>> BEGIN Working data
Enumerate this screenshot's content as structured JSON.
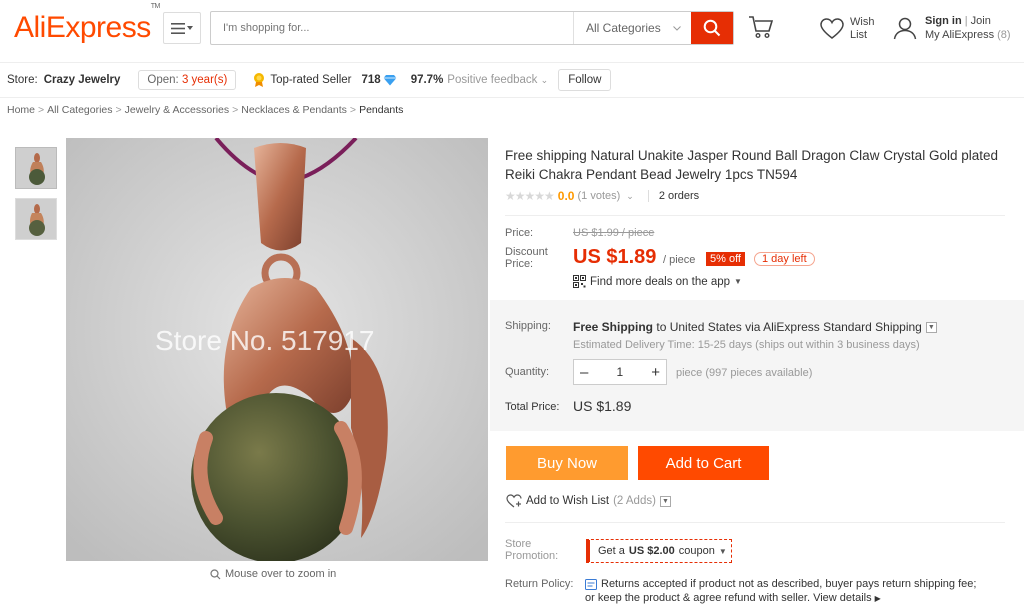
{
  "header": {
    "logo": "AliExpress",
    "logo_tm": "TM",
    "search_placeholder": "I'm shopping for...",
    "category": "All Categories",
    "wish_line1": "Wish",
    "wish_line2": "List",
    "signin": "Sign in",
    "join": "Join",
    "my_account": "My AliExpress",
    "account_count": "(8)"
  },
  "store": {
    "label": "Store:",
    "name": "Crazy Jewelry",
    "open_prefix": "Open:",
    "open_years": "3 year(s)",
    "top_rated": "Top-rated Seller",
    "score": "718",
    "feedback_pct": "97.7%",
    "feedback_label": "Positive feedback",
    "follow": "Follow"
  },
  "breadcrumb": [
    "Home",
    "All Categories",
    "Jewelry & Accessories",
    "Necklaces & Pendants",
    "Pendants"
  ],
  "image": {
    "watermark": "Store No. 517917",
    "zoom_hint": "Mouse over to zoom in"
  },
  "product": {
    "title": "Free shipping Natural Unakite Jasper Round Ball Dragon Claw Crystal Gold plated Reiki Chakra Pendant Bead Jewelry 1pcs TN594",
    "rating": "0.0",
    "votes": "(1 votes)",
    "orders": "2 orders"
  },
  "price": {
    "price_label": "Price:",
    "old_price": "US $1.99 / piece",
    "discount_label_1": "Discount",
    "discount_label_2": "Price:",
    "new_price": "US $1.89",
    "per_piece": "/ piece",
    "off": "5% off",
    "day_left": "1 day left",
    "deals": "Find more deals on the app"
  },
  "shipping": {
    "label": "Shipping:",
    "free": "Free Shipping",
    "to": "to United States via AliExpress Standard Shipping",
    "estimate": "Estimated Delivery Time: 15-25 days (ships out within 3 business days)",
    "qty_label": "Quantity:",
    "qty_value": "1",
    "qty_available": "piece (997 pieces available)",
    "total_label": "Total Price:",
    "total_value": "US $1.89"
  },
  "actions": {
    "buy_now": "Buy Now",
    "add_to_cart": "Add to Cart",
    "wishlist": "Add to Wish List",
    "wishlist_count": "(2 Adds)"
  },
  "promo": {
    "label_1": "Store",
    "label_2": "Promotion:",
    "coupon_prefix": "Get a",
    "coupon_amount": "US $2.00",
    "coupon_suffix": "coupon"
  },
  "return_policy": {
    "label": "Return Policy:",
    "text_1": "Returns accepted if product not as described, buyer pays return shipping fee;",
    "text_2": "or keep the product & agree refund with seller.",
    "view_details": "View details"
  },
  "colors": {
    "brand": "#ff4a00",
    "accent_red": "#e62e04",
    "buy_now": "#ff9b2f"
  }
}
>> END Working data
>> BEGIN Working data
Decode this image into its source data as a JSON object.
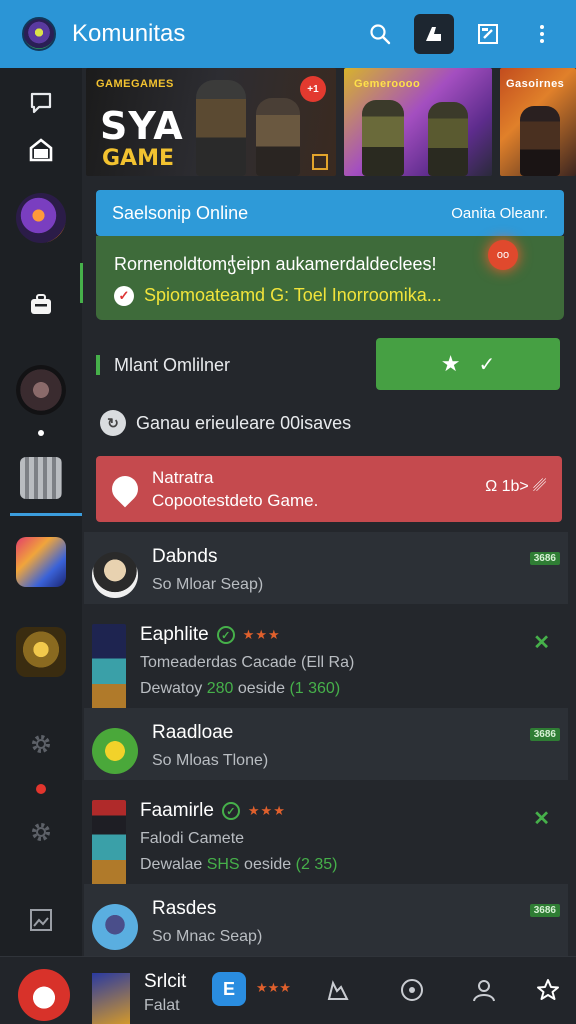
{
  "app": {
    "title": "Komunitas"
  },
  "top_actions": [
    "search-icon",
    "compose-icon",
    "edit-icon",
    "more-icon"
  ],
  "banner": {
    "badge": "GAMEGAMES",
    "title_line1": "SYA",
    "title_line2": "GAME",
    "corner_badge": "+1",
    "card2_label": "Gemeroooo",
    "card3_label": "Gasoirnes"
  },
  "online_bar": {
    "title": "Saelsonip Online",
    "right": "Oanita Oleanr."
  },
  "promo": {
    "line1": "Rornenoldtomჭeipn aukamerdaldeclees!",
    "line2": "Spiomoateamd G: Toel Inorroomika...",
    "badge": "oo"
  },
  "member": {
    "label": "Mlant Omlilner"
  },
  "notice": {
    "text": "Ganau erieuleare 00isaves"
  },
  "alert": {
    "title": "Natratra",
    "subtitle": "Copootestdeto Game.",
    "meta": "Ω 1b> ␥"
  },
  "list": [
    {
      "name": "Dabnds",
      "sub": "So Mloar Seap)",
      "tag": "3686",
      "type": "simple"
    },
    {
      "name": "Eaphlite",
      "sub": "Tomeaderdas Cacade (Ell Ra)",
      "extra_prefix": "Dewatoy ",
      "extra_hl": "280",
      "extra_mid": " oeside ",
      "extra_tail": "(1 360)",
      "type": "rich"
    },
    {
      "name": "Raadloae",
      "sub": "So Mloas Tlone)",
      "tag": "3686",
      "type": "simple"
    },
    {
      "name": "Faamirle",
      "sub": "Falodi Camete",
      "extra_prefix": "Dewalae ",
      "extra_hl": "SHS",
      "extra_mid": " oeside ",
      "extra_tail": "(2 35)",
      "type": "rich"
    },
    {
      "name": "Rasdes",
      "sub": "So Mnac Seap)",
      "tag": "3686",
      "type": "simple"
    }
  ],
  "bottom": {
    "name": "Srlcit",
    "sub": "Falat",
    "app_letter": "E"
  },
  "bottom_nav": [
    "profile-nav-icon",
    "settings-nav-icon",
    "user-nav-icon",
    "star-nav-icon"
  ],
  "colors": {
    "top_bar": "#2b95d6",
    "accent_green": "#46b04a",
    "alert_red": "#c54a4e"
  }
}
>> END Working data
>> BEGIN Working data
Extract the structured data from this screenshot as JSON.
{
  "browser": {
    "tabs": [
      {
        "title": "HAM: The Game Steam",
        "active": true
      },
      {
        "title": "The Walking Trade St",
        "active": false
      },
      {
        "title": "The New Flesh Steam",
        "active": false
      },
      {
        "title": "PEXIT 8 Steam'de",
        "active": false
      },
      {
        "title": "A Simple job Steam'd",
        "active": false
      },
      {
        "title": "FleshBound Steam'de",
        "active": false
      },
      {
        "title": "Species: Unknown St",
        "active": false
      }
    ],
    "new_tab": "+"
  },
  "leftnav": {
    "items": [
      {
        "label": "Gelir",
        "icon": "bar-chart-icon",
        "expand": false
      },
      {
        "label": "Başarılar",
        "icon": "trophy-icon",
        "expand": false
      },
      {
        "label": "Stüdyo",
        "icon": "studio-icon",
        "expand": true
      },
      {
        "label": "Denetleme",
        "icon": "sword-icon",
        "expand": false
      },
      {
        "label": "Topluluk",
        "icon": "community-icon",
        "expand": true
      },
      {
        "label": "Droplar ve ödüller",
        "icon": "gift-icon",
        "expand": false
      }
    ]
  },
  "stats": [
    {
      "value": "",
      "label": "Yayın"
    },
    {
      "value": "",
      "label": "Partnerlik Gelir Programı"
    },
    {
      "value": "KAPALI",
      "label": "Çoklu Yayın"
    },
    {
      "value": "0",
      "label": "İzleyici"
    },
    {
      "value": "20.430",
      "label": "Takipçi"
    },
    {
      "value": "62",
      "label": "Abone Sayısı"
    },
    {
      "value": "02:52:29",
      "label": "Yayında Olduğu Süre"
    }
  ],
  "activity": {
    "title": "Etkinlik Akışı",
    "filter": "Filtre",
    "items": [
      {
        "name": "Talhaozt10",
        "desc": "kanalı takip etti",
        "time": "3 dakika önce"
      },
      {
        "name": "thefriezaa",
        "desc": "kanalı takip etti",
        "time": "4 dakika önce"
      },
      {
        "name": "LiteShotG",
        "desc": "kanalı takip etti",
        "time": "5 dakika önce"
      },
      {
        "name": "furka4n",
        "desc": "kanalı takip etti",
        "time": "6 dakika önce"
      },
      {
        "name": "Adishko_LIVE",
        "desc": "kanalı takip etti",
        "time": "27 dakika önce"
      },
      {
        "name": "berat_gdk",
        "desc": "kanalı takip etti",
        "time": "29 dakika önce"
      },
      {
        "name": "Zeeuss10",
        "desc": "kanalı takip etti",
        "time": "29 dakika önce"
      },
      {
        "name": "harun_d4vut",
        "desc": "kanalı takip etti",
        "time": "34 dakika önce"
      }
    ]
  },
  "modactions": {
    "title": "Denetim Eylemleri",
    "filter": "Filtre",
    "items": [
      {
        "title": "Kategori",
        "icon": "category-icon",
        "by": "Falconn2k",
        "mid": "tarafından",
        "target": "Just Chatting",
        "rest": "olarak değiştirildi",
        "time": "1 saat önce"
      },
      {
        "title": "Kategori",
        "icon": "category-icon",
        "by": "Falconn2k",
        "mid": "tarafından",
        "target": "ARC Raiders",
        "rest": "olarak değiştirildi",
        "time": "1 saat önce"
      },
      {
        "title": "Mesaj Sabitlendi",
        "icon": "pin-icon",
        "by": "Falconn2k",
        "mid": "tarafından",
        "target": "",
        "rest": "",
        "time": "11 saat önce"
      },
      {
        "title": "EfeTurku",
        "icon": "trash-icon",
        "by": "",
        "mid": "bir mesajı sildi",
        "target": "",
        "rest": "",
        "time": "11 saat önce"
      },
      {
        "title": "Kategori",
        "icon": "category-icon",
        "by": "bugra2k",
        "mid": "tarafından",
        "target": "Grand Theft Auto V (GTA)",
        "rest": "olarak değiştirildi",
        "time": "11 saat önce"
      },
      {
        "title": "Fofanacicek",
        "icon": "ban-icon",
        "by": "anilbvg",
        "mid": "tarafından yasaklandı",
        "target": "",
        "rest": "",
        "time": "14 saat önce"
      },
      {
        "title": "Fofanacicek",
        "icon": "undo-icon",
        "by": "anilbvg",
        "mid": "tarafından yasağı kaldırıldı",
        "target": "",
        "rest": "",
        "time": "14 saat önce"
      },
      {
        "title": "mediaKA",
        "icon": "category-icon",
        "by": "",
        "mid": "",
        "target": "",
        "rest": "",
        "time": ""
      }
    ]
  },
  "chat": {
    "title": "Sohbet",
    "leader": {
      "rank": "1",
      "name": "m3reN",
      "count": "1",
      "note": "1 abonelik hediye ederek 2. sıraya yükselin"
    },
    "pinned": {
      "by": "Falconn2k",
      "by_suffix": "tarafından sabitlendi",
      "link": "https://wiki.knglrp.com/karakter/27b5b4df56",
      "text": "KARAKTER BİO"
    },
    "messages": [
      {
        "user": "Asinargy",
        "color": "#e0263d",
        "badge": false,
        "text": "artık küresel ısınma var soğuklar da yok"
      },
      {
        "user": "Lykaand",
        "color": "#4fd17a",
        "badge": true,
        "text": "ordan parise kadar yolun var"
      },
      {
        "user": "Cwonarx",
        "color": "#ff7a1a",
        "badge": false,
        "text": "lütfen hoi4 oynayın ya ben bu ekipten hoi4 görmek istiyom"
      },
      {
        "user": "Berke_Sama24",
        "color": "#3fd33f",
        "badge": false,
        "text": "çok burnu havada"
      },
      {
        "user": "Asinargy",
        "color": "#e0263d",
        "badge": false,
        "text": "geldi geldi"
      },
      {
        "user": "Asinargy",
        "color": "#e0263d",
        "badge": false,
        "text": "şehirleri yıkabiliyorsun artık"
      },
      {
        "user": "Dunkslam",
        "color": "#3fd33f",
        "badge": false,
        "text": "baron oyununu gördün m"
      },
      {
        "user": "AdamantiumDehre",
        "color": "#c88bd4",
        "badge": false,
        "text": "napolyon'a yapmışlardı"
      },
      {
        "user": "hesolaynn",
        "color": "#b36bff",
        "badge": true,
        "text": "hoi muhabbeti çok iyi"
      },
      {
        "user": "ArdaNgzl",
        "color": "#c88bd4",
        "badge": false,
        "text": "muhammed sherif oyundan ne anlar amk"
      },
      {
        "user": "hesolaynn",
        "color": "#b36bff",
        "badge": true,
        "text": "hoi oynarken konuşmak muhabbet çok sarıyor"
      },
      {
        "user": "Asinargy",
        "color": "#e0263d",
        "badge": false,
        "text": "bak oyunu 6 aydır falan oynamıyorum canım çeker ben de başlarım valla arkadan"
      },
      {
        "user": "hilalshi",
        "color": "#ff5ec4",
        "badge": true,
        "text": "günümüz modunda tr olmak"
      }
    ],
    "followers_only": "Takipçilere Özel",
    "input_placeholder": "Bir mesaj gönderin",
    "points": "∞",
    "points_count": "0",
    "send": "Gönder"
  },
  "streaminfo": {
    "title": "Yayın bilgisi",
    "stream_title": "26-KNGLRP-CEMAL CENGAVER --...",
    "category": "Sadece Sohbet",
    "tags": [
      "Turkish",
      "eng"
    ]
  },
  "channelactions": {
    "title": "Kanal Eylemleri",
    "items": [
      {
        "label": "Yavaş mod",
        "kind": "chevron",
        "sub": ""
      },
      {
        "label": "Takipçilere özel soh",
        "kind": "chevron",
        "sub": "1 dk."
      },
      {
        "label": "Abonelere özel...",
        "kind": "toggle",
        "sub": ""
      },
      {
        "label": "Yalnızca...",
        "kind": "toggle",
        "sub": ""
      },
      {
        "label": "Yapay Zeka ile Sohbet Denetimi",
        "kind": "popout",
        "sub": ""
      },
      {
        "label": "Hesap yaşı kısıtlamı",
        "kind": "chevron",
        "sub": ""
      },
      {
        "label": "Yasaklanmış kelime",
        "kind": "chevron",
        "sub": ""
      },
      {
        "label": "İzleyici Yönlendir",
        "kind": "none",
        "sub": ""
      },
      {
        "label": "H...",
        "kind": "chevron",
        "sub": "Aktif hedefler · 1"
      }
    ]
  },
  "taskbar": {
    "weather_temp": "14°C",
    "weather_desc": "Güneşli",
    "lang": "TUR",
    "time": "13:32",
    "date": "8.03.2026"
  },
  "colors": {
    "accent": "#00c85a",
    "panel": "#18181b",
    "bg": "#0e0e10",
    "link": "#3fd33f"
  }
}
>> END Working data
> **What the task asks**:
Collect the lines that hold "Gelir".

> **Response**:
        "label": "Gelir",
      "label": "Partnerlik Gelir Programı"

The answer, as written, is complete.